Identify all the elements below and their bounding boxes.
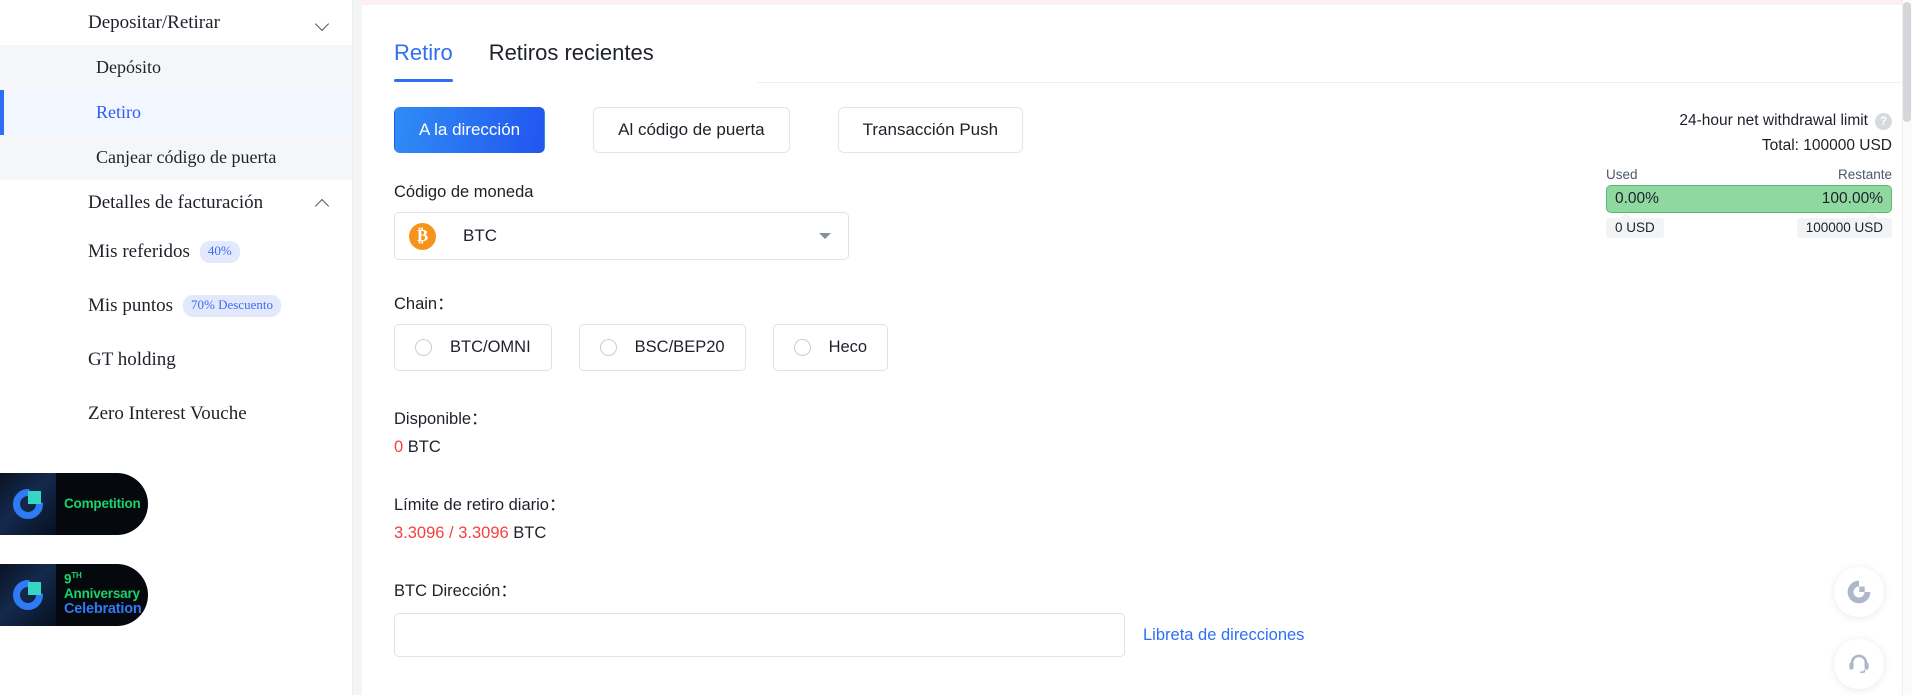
limit-remaining-label: Restante [1837, 167, 1892, 182]
gate-logo-icon[interactable] [1834, 567, 1884, 617]
sidebar-group-label: Detalles de facturación [88, 191, 264, 213]
chevron-down-icon [819, 233, 831, 239]
tab-bar: Retiro Retiros recientes [362, 0, 1912, 82]
address-row: Libreta de direcciones [394, 613, 1912, 657]
available-value: 0 BTC [394, 438, 1912, 457]
promo-banner-competition[interactable]: Competition [0, 473, 148, 535]
sidebar-divider [352, 0, 362, 695]
limit-panel-total: Total: 100000 USD [1761, 137, 1892, 154]
limit-used-percent: 0.00% [1615, 190, 1659, 207]
available-label: Disponible： [394, 410, 488, 428]
limit-remaining-percent: 100.00% [1821, 190, 1883, 207]
question-mark-icon[interactable]: ? [1875, 112, 1892, 130]
daily-limit-value: 3.3096 / 3.3096 BTC [394, 524, 1912, 543]
page-scrollbar-thumb[interactable] [1903, 2, 1911, 122]
sidebar-item-label: Mis referidos [88, 241, 190, 262]
radio-icon[interactable] [599, 339, 617, 356]
sidebar-item-label: GT holding [88, 349, 176, 370]
sidebar-item-canjear-codigo[interactable]: Canjear código de puerta [0, 135, 362, 180]
method-button-label: A la dirección [419, 120, 521, 139]
limit-panel-title-row: 24-hour net withdrawal limit ? [1606, 112, 1892, 130]
chain-option-bsc-bep20[interactable]: BSC/BEP20 [578, 324, 746, 371]
gate-logo-icon [0, 473, 56, 535]
tab-label: Retiros recientes [488, 40, 654, 65]
limit-panel-legend: Used Restante [1606, 167, 1892, 182]
sidebar-item-gt-holding[interactable]: GT holding [0, 333, 362, 387]
withdrawal-limit-panel: 24-hour net withdrawal limit ? Total: 10… [1606, 112, 1892, 238]
sidebar-subnav: Depósito Retiro Canjear código de puerta [0, 45, 362, 180]
method-button-push-transaction[interactable]: Transacción Push [837, 107, 1024, 153]
method-button-to-address[interactable]: A la dirección [394, 107, 546, 153]
promo-anniversary-sup: TH [71, 571, 82, 581]
method-button-label: Transacción Push [862, 120, 999, 139]
address-book-link[interactable]: Libreta de direcciones [1143, 626, 1304, 645]
currency-select[interactable]: ₿ BTC [394, 212, 849, 260]
chevron-up-icon [316, 196, 330, 210]
limit-panel-title: 24-hour net withdrawal limit [1679, 112, 1868, 129]
limit-used-amount: 0 USD [1606, 213, 1664, 238]
sidebar-item-mis-puntos[interactable]: Mis puntos 70% Descuento [0, 279, 362, 333]
sidebar-item-zero-interest-voucher[interactable]: Zero Interest Vouche [0, 387, 362, 441]
sidebar-item-mis-referidos[interactable]: Mis referidos 40% [0, 225, 362, 279]
withdrawal-page: Depositar/Retirar Depósito Retiro Canjea… [0, 0, 1912, 695]
address-input[interactable] [394, 613, 1125, 657]
top-notice-strip [362, 0, 1902, 5]
sidebar-group-label: Depositar/Retirar [88, 11, 220, 33]
chain-option-label: Heco [828, 338, 868, 356]
chain-option-btc-omni[interactable]: BTC/OMNI [394, 324, 552, 371]
limit-progress-bar: 0.00% 100.00% [1606, 185, 1892, 213]
main-content: Retiro Retiros recientes A la dirección … [362, 0, 1912, 695]
sidebar-group-billing-details[interactable]: Detalles de facturación [0, 180, 362, 225]
address-field-label: BTC Dirección： [394, 582, 517, 600]
sidebar-item-label: Canjear código de puerta [96, 147, 277, 167]
floating-action-column [1834, 567, 1884, 689]
page-scrollbar-track[interactable] [1902, 0, 1912, 695]
radio-icon[interactable] [793, 339, 811, 356]
chain-field-label: Chain： [394, 295, 454, 313]
tab-retiro[interactable]: Retiro [394, 40, 453, 82]
gate-logo-icon [0, 564, 56, 626]
sidebar-item-label: Zero Interest Vouche [88, 403, 247, 424]
limit-used-label: Used [1606, 167, 1638, 182]
chain-option-group: BTC/OMNI BSC/BEP20 Heco [394, 324, 1912, 371]
method-button-to-gate-code[interactable]: Al código de puerta [593, 107, 790, 153]
limit-panel-footer: 0 USD 100000 USD [1606, 213, 1892, 238]
available-unit: BTC [407, 438, 441, 456]
headset-support-icon[interactable] [1834, 639, 1884, 689]
chain-option-label: BSC/BEP20 [634, 338, 725, 356]
bitcoin-icon: ₿ [409, 222, 436, 250]
daily-limit-label: Límite de retiro diario： [394, 496, 566, 514]
promo-competition-label: Competition [64, 495, 141, 511]
tab-label: Retiro [394, 40, 453, 65]
sidebar-promo-banners: Competition 9TH Anniversary Celebration [0, 473, 362, 626]
limit-remaining-amount: 100000 USD [1796, 213, 1892, 238]
daily-limit-amount: 3.3096 / 3.3096 [394, 524, 509, 542]
chain-option-label: BTC/OMNI [450, 338, 531, 356]
sidebar-item-label: Mis puntos [88, 295, 173, 316]
sidebar-group-deposit-withdraw[interactable]: Depositar/Retirar [0, 0, 362, 45]
sidebar-badge-puntos: 70% Descuento [183, 295, 281, 317]
promo-celebration-label: Celebration [64, 601, 142, 617]
promo-anniversary-label: Anniversary [64, 586, 140, 602]
sidebar: Depositar/Retirar Depósito Retiro Canjea… [0, 0, 362, 695]
sidebar-badge-referidos: 40% [199, 241, 240, 263]
promo-banner-anniversary[interactable]: 9TH Anniversary Celebration [0, 564, 148, 626]
method-button-label: Al código de puerta [618, 120, 765, 139]
radio-icon[interactable] [415, 339, 432, 356]
daily-limit-unit: BTC [513, 524, 547, 542]
available-amount: 0 [394, 438, 404, 456]
chain-option-heco[interactable]: Heco [772, 324, 889, 371]
sidebar-item-deposito[interactable]: Depósito [0, 45, 362, 90]
chevron-down-icon [316, 16, 330, 30]
sidebar-item-label: Retiro [96, 102, 141, 122]
sidebar-item-retiro[interactable]: Retiro [0, 90, 362, 135]
sidebar-item-label: Depósito [96, 57, 161, 77]
tab-retiros-recientes[interactable]: Retiros recientes [489, 40, 654, 82]
currency-select-value: BTC [463, 226, 497, 245]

- - - -

> _The task_: Rewrite every line of the material above as a JSON list of strings, one string per line, with blank lines omitted. Leave the picture out of the answer.

> _Output for this exercise_:
[
  "Identify all the elements below and their bounding boxes.",
  "limit-remaining-label: Restante [1837, 167, 1892, 182]",
  "gate-logo-icon[interactable] [1834, 567, 1884, 617]",
  "sidebar-group-label: Detalles de facturación [88, 191, 264, 213]",
  "chevron-down-icon [819, 233, 831, 239]",
  "tab-bar: Retiro Retiros recientes [362, 0, 1912, 82]",
  "address-row: Libreta de direcciones [394, 613, 1912, 657]",
  "available-value: 0 BTC [394, 438, 1912, 457]",
  "promo-banner-competition[interactable]: Competition [0, 473, 148, 535]",
  "sidebar-divider [352, 0, 362, 695]",
  "limit-panel-total: Total: 100000 USD [1761, 137, 1892, 154]",
  "limit-used-percent: 0.00% [1615, 190, 1659, 207]",
  "available-label: Disponible： [394, 410, 488, 428]",
  "limit-remaining-percent: 100.00% [1821, 190, 1883, 207]",
  "question-mark-icon[interactable]: ? [1875, 112, 1892, 130]",
  "daily-limit-value: 3.3096 / 3.3096 BTC [394, 524, 1912, 543]",
  "page-scrollbar-thumb[interactable] [1903, 2, 1911, 122]",
  "sidebar-item-label: Mis referidos [88, 241, 190, 262]",
  "radio-icon[interactable] [599, 339, 617, 356]",
  "sidebar-item-label: GT holding [88, 349, 176, 370]",
  "sidebar-item-canjear-codigo[interactable]: Canjear código de puerta [0, 135, 362, 180]",
  "method-button-label: A la dirección [419, 120, 521, 139]",
  "limit-panel-title-row: 24-hour net withdrawal limit ? [1606, 112, 1892, 130]",
  "chain-option-bsc-bep20[interactable]: BSC/BEP20 [578, 324, 746, 371]",
  "gate-logo-icon [0, 473, 56, 535]",
  "tab-label: Retiros recientes [488, 40, 654, 65]",
  "limit-panel-legend: Used Restante [1606, 167, 1892, 182]",
  "sidebar-item-gt-holding[interactable]: GT holding [0, 333, 362, 387]",
  "withdrawal-limit-panel: 24-hour net withdrawal limit ? Total: 10… [1606, 112, 1892, 238]",
  "sidebar-subnav: Depósito Retiro Canjear código de puerta [0, 45, 362, 180]",
  "method-button-push-transaction[interactable]: Transacción Push [837, 107, 1024, 153]",
  "method-button-to-address[interactable]: A la dirección [394, 107, 546, 153]",
  "promo-anniversary-sup: TH [71, 571, 82, 581]",
  "method-button-label: Transacción Push [862, 120, 999, 139]",
  "address-book-link[interactable]: Libreta de direcciones [1143, 626, 1304, 645]",
  "currency-select[interactable]: ₿ BTC [394, 212, 849, 260]",
  "chevron-up-icon [316, 196, 330, 210]",
  "limit-panel-title: 24-hour net withdrawal limit [1679, 112, 1868, 129]",
  "limit-used-amount: 0 USD [1606, 213, 1664, 238]",
  "sidebar-item-mis-puntos[interactable]: Mis puntos 70% Descuento [0, 279, 362, 333]",
  "sidebar-item-zero-interest-voucher[interactable]: Zero Interest Vouche [0, 387, 362, 441]",
  "sidebar-item-mis-referidos[interactable]: Mis referidos 40% [0, 225, 362, 279]",
  "withdrawal-page: Depositar/Retirar Depósito Retiro Canjea… [0, 0, 1912, 695]",
  "address-input[interactable] [394, 613, 1125, 657]",
  "top-notice-strip [362, 0, 1902, 5]",
  "sidebar-group-label: Depositar/Retirar [88, 11, 220, 33]",
  "chain-option-label: Heco [828, 338, 868, 356]",
  "chain-option-btc-omni[interactable]: BTC/OMNI [394, 324, 552, 371]",
  "limit-progress-bar: 0.00% 100.00% [1606, 185, 1892, 213]",
  "main-content: Retiro Retiros recientes A la dirección … [362, 0, 1912, 695]",
  "sidebar-group-billing-details[interactable]: Detalles de facturación [0, 180, 362, 225]",
  "address-field-label: BTC Dirección： [394, 582, 517, 600]",
  "sidebar-item-label: Canjear código de puerta [96, 147, 277, 167]",
  "floating-action-column [1834, 567, 1884, 689]",
  "page-scrollbar-track[interactable] [1902, 0, 1912, 695]",
  "radio-icon[interactable] [793, 339, 811, 356]",
  "chain-field-label: Chain： [394, 295, 454, 313]",
  "tab-retiro[interactable]: Retiro [394, 40, 453, 82]",
  "gate-logo-icon [0, 564, 56, 626]",
  "sidebar-item-label: Zero Interest Vouche [88, 403, 247, 424]",
  "limit-used-label: Used [1606, 167, 1638, 182]",
  "chain-option-group: BTC/OMNI BSC/BEP20 Heco [394, 324, 1912, 371]",
  "method-button-to-gate-code[interactable]: Al código de puerta [593, 107, 790, 153]",
  "limit-panel-footer: 0 USD 100000 USD [1606, 213, 1892, 238]",
  "available-unit: BTC [407, 438, 441, 456]",
  "headset-support-icon[interactable] [1834, 639, 1884, 689]",
  "chain-option-label: BSC/BEP20 [634, 338, 725, 356]",
  "bitcoin-icon: ₿ [409, 222, 436, 250]",
  "daily-limit-label: Límite de retiro diario： [394, 496, 566, 514]",
  "promo-competition-label: Competition [64, 495, 141, 511]",
  "tab-label: Retiro [394, 40, 453, 65]",
  "sidebar-promo-banners: Competition 9TH Anniversary Celebration [0, 473, 362, 626]",
  "limit-remaining-amount: 100000 USD [1796, 213, 1892, 238]",
  "daily-limit-amount: 3.3096 / 3.3096 [394, 524, 509, 542]",
  "chain-option-label: BTC/OMNI [450, 338, 531, 356]",
  "sidebar-item-label: Mis puntos [88, 295, 173, 316]",
  "sidebar-group-deposit-withdraw[interactable]: Depositar/Retirar [0, 0, 362, 45]",
  "sidebar-badge-puntos: 70% Descuento [183, 295, 281, 317]",
  "promo-celebration-label: Celebration [64, 601, 142, 617]",
  "promo-anniversary-label: Anniversary [64, 586, 140, 602]",
  "sidebar: Depositar/Retirar Depósito Retiro Canjea… [0, 0, 362, 695]",
  "sidebar-badge-referidos: 40% [199, 241, 240, 263]",
  "promo-banner-anniversary[interactable]: 9TH Anniversary Celebration [0, 564, 148, 626]",
  "method-button-label: Al código de puerta [618, 120, 765, 139]",
  "radio-icon[interactable] [415, 339, 432, 356]",
  "daily-limit-unit: BTC [513, 524, 547, 542]",
  "available-amount: 0 [394, 438, 404, 456]",
  "chain-option-heco[interactable]: Heco [772, 324, 889, 371]",
  "sidebar-item-deposito[interactable]: Depósito [0, 45, 362, 90]",
  "chevron-down-icon [316, 16, 330, 30]",
  "sidebar-item-label: Retiro [96, 102, 141, 122]",
  "sidebar-item-retiro[interactable]: Retiro [0, 90, 362, 135]",
  "sidebar-item-label: Depósito [96, 57, 161, 77]",
  "tab-retiros-recientes[interactable]: Retiros recientes [489, 40, 654, 82]",
  "currency-select-value: BTC [463, 226, 497, 245]"
]